- [Instructions for the task] Look below for the line containing "Extract the structured". Output it and each remaining line of the entries exactly, and nothing else.

- - - - -

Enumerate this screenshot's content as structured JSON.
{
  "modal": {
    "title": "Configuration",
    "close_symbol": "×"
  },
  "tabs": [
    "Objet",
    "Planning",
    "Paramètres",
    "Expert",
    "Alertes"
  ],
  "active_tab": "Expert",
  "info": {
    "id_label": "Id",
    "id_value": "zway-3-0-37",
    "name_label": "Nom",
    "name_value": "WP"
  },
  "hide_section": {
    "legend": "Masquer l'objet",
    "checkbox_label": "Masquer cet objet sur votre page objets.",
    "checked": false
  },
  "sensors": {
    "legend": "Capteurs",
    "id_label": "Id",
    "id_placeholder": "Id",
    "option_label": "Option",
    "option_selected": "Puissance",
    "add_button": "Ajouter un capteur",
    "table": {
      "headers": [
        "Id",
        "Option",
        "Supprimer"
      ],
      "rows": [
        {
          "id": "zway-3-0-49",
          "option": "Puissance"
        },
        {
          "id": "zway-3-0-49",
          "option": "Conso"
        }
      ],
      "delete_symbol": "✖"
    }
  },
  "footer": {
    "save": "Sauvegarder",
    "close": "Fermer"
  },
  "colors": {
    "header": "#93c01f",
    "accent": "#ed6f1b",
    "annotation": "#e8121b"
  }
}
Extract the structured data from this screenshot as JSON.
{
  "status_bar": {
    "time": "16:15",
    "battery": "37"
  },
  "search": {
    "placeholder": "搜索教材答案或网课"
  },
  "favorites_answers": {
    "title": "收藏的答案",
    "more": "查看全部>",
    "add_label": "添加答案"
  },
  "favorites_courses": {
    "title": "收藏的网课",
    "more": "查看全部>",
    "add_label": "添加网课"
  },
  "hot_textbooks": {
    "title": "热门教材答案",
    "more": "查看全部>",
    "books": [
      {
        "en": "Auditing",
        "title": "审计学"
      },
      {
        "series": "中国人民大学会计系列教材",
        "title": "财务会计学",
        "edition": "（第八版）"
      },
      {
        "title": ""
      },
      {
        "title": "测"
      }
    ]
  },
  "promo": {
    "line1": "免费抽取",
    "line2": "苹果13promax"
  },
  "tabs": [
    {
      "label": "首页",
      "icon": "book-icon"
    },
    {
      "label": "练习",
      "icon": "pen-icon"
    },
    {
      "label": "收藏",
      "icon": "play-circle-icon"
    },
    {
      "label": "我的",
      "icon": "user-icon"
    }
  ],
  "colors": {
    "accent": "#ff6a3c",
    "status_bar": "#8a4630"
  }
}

- - - - -

- [Correct result]
Extract the structured data from this screenshot as JSON.
{
  "status_bar": {
    "time": "16:15",
    "battery": "37"
  },
  "search": {
    "placeholder": "搜索教材答案或网课"
  },
  "favorites_answers": {
    "title": "收藏的答案",
    "more": "查看全部>",
    "add_label": "添加答案"
  },
  "favorites_courses": {
    "title": "收藏的网课",
    "more": "查看全部>",
    "add_label": "添加网课"
  },
  "hot_textbooks": {
    "title": "热门教材答案",
    "more": "查看全部>",
    "books": [
      {
        "en": "Auditing",
        "title": "审计学"
      },
      {
        "series": "中国人民大学会计系列教材",
        "title": "财务会计学",
        "edition": "（第八版）"
      },
      {
        "title": ""
      },
      {
        "title": "测"
      }
    ]
  },
  "promo": {
    "line1": "免费抽取",
    "line2": "苹果13promax"
  },
  "tabs": [
    {
      "label": "首页",
      "icon": "book-icon"
    },
    {
      "label": "练习",
      "icon": "pen-icon"
    },
    {
      "label": "收藏",
      "icon": "play-circle-icon"
    },
    {
      "label": "我的",
      "icon": "user-icon"
    }
  ],
  "colors": {
    "accent": "#ff6a3c",
    "status_bar": "#8a4630"
  }
}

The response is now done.